• Request: From the listing below, copy every line with the word "title".

╭──

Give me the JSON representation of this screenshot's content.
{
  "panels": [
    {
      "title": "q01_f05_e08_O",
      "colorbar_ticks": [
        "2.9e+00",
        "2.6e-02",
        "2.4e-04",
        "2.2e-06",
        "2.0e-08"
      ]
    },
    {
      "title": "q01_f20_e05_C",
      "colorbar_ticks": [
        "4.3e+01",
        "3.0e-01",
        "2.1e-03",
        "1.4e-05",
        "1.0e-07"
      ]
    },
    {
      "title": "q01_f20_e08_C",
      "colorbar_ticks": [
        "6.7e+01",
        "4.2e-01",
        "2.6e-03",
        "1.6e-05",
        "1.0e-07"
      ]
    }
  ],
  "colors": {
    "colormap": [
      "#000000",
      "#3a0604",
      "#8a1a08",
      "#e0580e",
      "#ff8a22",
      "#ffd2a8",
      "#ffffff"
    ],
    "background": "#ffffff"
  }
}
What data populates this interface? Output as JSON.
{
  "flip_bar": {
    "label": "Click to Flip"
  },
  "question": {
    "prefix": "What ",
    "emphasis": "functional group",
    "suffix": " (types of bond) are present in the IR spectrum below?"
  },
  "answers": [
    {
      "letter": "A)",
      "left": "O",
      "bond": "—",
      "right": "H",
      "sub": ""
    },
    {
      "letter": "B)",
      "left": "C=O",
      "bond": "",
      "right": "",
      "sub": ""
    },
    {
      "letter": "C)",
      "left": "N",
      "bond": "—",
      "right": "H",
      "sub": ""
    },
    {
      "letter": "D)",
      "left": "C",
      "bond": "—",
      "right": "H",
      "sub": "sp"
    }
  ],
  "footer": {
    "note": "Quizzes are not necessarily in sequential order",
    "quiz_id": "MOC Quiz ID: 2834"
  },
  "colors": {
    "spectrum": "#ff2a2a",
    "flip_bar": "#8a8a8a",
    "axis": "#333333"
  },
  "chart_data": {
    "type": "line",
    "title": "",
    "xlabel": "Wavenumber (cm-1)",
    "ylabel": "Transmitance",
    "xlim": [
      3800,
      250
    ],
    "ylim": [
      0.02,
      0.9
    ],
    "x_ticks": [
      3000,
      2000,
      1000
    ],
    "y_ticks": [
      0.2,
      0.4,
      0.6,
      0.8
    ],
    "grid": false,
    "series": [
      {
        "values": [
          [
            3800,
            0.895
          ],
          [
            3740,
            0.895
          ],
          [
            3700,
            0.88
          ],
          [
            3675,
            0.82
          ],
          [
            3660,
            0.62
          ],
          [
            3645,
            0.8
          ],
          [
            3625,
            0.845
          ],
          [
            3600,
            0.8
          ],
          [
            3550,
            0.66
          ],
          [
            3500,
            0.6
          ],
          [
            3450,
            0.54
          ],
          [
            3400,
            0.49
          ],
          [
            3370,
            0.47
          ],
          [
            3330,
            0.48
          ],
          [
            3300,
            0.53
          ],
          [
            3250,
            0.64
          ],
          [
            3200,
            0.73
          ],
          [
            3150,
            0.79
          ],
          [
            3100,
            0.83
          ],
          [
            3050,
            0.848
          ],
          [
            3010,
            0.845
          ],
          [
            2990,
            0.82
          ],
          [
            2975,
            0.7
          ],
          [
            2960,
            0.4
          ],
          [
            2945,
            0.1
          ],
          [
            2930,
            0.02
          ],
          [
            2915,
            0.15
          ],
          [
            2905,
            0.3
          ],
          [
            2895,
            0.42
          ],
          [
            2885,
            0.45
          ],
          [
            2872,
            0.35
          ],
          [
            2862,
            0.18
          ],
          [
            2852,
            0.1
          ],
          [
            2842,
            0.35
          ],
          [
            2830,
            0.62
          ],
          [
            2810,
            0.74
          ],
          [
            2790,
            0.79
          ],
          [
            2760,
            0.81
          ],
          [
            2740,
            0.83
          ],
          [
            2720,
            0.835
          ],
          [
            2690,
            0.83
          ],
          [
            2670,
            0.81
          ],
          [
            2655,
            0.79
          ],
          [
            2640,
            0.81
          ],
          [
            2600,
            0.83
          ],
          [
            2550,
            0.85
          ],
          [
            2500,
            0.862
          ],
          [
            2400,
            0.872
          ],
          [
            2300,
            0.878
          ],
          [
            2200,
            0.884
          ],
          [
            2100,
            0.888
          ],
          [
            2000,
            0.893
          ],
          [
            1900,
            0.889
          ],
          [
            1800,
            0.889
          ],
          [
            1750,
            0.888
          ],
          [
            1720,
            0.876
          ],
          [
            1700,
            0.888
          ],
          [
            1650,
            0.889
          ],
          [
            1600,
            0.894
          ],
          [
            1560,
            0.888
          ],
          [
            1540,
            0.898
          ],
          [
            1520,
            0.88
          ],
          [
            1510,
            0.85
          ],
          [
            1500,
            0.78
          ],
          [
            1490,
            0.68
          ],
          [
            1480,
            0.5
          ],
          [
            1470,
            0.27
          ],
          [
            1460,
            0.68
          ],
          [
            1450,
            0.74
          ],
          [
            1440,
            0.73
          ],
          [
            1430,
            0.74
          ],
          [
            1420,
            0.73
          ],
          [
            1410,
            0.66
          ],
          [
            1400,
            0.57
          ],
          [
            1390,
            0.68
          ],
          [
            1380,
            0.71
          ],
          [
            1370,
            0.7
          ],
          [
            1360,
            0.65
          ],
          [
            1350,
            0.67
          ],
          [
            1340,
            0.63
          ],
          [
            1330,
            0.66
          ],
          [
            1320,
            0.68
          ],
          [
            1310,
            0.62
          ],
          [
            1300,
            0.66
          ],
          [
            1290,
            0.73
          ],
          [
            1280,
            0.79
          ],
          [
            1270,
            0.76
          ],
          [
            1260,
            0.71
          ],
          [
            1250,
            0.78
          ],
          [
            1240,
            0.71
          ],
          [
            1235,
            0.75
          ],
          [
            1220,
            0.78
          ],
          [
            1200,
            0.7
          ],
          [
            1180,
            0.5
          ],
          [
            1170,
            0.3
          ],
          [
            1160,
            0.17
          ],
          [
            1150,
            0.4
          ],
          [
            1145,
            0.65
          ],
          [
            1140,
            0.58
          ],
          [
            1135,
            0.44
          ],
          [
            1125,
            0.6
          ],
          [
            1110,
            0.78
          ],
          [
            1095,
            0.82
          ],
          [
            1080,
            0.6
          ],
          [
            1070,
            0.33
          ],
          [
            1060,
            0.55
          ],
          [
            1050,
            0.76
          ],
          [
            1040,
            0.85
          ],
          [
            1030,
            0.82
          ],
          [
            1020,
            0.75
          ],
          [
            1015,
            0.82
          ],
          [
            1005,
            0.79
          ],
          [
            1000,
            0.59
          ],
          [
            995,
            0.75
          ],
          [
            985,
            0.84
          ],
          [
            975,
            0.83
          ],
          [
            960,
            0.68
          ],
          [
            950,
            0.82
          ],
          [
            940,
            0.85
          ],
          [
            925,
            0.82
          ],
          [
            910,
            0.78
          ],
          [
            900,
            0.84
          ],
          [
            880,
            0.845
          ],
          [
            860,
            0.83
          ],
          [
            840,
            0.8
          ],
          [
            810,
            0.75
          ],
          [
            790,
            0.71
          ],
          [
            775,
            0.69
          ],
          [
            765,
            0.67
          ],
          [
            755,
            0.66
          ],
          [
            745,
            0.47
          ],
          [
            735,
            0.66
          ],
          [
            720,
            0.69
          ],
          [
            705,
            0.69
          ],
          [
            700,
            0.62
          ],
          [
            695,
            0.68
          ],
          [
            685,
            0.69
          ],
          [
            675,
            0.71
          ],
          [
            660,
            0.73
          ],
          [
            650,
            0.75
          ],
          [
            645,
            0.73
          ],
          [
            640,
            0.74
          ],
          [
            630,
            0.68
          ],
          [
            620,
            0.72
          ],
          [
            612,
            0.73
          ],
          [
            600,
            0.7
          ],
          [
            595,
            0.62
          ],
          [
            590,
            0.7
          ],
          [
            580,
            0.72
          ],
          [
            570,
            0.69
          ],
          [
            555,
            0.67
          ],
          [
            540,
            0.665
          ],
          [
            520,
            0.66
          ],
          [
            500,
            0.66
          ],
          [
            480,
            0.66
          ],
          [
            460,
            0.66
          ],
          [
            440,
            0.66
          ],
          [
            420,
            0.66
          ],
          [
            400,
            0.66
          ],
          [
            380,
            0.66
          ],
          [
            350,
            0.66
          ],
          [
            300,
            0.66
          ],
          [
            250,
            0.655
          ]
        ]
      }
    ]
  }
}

╰──

• Finished exercise:
      "title": "q01_f05_e08_O",
      "title": "q01_f20_e05_C",
      "title": "q01_f20_e08_C",
    "title": "",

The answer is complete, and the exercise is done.